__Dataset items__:
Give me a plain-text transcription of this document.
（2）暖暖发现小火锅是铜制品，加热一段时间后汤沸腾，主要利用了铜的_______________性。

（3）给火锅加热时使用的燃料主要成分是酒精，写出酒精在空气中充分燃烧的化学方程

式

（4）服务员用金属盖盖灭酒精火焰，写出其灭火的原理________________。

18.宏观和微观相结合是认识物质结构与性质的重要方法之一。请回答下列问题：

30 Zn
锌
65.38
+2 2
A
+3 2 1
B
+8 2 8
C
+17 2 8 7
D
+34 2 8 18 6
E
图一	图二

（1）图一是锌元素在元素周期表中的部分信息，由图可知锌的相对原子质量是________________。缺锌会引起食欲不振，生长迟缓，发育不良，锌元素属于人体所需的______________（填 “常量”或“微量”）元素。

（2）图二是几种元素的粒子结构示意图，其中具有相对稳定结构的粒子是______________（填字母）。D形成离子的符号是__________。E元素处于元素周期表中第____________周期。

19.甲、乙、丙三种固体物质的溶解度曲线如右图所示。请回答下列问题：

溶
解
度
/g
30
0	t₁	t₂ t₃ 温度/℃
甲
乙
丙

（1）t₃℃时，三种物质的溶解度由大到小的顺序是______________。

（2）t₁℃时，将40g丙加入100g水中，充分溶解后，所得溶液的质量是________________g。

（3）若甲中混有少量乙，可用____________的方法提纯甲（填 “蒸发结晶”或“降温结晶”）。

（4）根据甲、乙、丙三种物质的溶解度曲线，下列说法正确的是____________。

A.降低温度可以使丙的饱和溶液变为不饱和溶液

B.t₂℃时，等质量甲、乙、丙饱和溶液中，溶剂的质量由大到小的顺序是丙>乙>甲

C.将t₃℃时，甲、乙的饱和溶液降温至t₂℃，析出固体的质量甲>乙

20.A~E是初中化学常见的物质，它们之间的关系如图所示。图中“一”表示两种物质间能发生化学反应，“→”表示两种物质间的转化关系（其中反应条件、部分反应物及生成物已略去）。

__Exercise requirements__:
Of the lines in this listing, report how many contain the string "请回答下列问题", and give the number only.

__Task output__:
2